--- BEGIN Exercise data ---

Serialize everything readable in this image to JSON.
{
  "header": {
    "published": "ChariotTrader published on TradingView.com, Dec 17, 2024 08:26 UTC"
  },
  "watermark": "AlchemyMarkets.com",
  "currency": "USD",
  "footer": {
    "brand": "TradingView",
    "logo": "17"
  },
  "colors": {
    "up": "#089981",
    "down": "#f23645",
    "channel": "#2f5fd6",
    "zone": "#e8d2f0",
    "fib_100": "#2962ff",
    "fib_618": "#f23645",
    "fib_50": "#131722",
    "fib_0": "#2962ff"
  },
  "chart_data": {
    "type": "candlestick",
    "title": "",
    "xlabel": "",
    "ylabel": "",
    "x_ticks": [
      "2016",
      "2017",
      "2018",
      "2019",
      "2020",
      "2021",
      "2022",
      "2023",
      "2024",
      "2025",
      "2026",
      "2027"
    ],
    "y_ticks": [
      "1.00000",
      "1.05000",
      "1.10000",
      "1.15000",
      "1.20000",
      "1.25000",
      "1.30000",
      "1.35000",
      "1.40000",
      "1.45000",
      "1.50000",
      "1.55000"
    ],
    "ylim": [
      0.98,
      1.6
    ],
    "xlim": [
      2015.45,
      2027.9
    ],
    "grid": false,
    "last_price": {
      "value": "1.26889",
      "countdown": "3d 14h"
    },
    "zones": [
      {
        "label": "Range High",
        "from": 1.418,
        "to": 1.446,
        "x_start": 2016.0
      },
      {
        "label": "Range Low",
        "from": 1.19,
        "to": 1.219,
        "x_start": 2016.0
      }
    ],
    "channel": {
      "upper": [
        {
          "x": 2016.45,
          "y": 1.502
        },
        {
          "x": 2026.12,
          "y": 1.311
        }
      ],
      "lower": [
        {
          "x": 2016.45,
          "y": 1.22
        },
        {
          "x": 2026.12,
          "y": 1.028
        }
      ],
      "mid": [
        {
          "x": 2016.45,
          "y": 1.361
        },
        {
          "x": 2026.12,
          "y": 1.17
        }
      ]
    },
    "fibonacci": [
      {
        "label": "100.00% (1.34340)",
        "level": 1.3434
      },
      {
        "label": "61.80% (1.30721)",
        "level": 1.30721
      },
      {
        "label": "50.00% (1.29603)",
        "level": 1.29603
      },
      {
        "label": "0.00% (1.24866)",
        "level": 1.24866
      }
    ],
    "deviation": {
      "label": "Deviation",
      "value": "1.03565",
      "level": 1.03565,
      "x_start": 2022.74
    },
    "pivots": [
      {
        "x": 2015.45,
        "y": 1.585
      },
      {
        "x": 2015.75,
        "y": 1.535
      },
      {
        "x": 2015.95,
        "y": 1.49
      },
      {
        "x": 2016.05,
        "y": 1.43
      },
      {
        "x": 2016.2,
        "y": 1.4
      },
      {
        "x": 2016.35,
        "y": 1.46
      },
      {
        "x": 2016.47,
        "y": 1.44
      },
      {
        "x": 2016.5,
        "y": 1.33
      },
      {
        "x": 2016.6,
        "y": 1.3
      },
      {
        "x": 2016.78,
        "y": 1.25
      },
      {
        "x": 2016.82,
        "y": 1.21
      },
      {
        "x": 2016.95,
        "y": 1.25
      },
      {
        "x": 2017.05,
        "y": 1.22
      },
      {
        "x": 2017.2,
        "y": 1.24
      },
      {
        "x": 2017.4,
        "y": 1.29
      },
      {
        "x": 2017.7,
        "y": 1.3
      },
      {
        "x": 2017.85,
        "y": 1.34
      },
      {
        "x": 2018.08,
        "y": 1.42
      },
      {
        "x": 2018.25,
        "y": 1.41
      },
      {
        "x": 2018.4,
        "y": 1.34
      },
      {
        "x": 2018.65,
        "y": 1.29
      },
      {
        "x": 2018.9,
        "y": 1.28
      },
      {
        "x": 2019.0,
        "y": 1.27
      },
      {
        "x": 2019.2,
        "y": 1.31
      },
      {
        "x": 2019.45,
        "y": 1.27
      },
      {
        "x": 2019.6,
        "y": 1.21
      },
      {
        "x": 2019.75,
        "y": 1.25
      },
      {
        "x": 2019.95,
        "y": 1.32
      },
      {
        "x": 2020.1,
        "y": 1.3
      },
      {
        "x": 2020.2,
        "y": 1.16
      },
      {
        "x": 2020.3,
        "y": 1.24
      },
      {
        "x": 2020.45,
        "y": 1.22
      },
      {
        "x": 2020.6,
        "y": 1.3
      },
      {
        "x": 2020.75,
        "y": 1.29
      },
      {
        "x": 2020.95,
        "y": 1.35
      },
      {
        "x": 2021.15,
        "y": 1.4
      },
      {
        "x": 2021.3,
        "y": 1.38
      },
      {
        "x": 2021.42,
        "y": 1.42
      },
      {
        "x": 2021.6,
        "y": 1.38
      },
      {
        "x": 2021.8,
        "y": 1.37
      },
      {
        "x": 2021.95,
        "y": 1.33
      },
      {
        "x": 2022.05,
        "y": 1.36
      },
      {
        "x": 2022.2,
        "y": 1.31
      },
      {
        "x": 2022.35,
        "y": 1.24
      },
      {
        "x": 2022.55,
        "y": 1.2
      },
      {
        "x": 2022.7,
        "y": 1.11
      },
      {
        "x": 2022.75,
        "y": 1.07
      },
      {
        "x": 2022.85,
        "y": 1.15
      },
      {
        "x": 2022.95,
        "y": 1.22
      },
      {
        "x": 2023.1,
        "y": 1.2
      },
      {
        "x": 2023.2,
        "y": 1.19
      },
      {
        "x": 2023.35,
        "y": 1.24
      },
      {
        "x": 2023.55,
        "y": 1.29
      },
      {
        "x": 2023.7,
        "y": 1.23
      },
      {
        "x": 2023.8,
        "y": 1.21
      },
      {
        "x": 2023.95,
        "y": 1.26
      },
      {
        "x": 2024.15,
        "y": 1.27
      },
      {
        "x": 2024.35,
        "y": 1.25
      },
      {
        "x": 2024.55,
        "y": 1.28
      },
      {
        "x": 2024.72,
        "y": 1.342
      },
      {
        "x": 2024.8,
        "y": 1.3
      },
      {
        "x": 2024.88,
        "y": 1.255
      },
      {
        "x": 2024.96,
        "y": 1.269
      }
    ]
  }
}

--- END Exercise data ---

**Work to do**
Each line of the material that holds the string "level" counts once; give the total alone.

**Correct response**
5